§ **Short problem**
Without the pictures, return each record as it appears.

====== Supplied data ======

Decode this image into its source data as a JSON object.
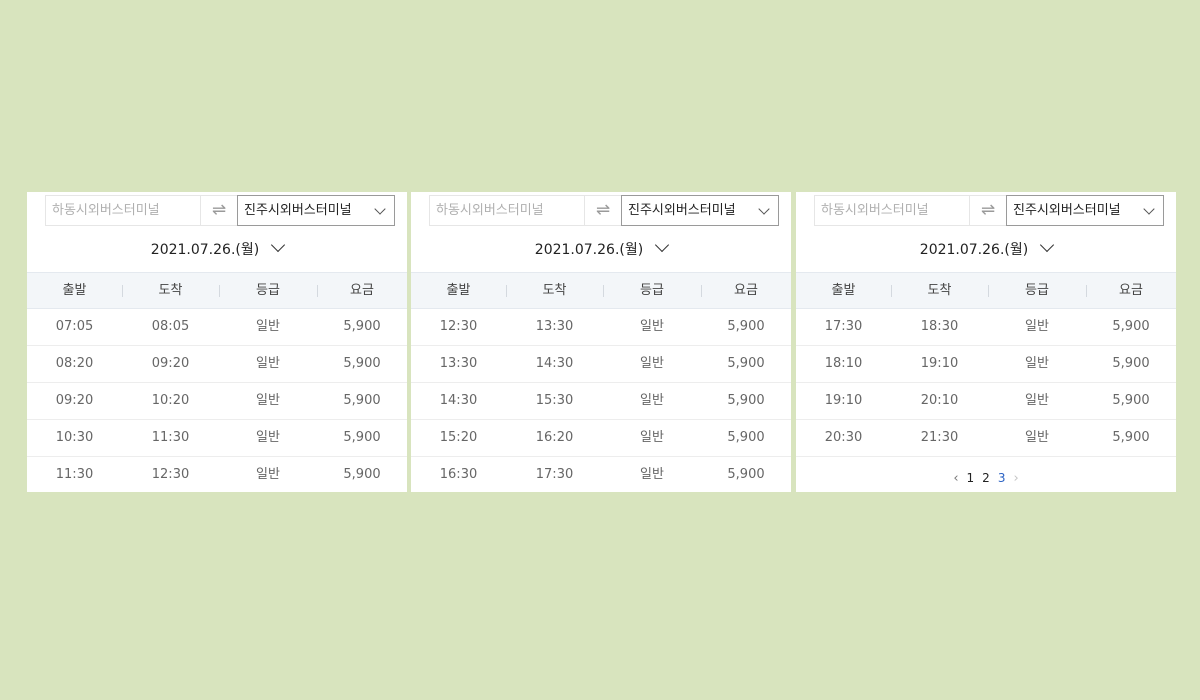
{
  "panels": [
    {
      "origin": "하동시외버스터미널",
      "swap_icon": "⇌",
      "destination": "진주시외버스터미널",
      "date": "2021.07.26.(월)",
      "headers": [
        "출발",
        "도착",
        "등급",
        "요금"
      ],
      "rows": [
        [
          "07:05",
          "08:05",
          "일반",
          "5,900"
        ],
        [
          "08:20",
          "09:20",
          "일반",
          "5,900"
        ],
        [
          "09:20",
          "10:20",
          "일반",
          "5,900"
        ],
        [
          "10:30",
          "11:30",
          "일반",
          "5,900"
        ],
        [
          "11:30",
          "12:30",
          "일반",
          "5,900"
        ]
      ]
    },
    {
      "origin": "하동시외버스터미널",
      "swap_icon": "⇌",
      "destination": "진주시외버스터미널",
      "date": "2021.07.26.(월)",
      "headers": [
        "출발",
        "도착",
        "등급",
        "요금"
      ],
      "rows": [
        [
          "12:30",
          "13:30",
          "일반",
          "5,900"
        ],
        [
          "13:30",
          "14:30",
          "일반",
          "5,900"
        ],
        [
          "14:30",
          "15:30",
          "일반",
          "5,900"
        ],
        [
          "15:20",
          "16:20",
          "일반",
          "5,900"
        ],
        [
          "16:30",
          "17:30",
          "일반",
          "5,900"
        ]
      ]
    },
    {
      "origin": "하동시외버스터미널",
      "swap_icon": "⇌",
      "destination": "진주시외버스터미널",
      "date": "2021.07.26.(월)",
      "headers": [
        "출발",
        "도착",
        "등급",
        "요금"
      ],
      "rows": [
        [
          "17:30",
          "18:30",
          "일반",
          "5,900"
        ],
        [
          "18:10",
          "19:10",
          "일반",
          "5,900"
        ],
        [
          "19:10",
          "20:10",
          "일반",
          "5,900"
        ],
        [
          "20:30",
          "21:30",
          "일반",
          "5,900"
        ]
      ],
      "pagination": {
        "prev_icon": "‹",
        "pages": [
          "1",
          "2",
          "3"
        ],
        "current": "3",
        "next_icon": "›"
      }
    }
  ],
  "colors": {
    "background": "#d8e4be",
    "panel": "#ffffff",
    "header_bg": "#f3f6f9",
    "active_page": "#2c63c4"
  }
}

======

§ **Solved exercise**
Decode this image into its source data as a JSON object.
{
  "panels": [
    {
      "origin": "하동시외버스터미널",
      "swap_icon": "⇌",
      "destination": "진주시외버스터미널",
      "date": "2021.07.26.(월)",
      "headers": [
        "출발",
        "도착",
        "등급",
        "요금"
      ],
      "rows": [
        [
          "07:05",
          "08:05",
          "일반",
          "5,900"
        ],
        [
          "08:20",
          "09:20",
          "일반",
          "5,900"
        ],
        [
          "09:20",
          "10:20",
          "일반",
          "5,900"
        ],
        [
          "10:30",
          "11:30",
          "일반",
          "5,900"
        ],
        [
          "11:30",
          "12:30",
          "일반",
          "5,900"
        ]
      ]
    },
    {
      "origin": "하동시외버스터미널",
      "swap_icon": "⇌",
      "destination": "진주시외버스터미널",
      "date": "2021.07.26.(월)",
      "headers": [
        "출발",
        "도착",
        "등급",
        "요금"
      ],
      "rows": [
        [
          "12:30",
          "13:30",
          "일반",
          "5,900"
        ],
        [
          "13:30",
          "14:30",
          "일반",
          "5,900"
        ],
        [
          "14:30",
          "15:30",
          "일반",
          "5,900"
        ],
        [
          "15:20",
          "16:20",
          "일반",
          "5,900"
        ],
        [
          "16:30",
          "17:30",
          "일반",
          "5,900"
        ]
      ]
    },
    {
      "origin": "하동시외버스터미널",
      "swap_icon": "⇌",
      "destination": "진주시외버스터미널",
      "date": "2021.07.26.(월)",
      "headers": [
        "출발",
        "도착",
        "등급",
        "요금"
      ],
      "rows": [
        [
          "17:30",
          "18:30",
          "일반",
          "5,900"
        ],
        [
          "18:10",
          "19:10",
          "일반",
          "5,900"
        ],
        [
          "19:10",
          "20:10",
          "일반",
          "5,900"
        ],
        [
          "20:30",
          "21:30",
          "일반",
          "5,900"
        ]
      ],
      "pagination": {
        "prev_icon": "‹",
        "pages": [
          "1",
          "2",
          "3"
        ],
        "current": "3",
        "next_icon": "›"
      }
    }
  ],
  "colors": {
    "background": "#d8e4be",
    "panel": "#ffffff",
    "header_bg": "#f3f6f9",
    "active_page": "#2c63c4"
  }
}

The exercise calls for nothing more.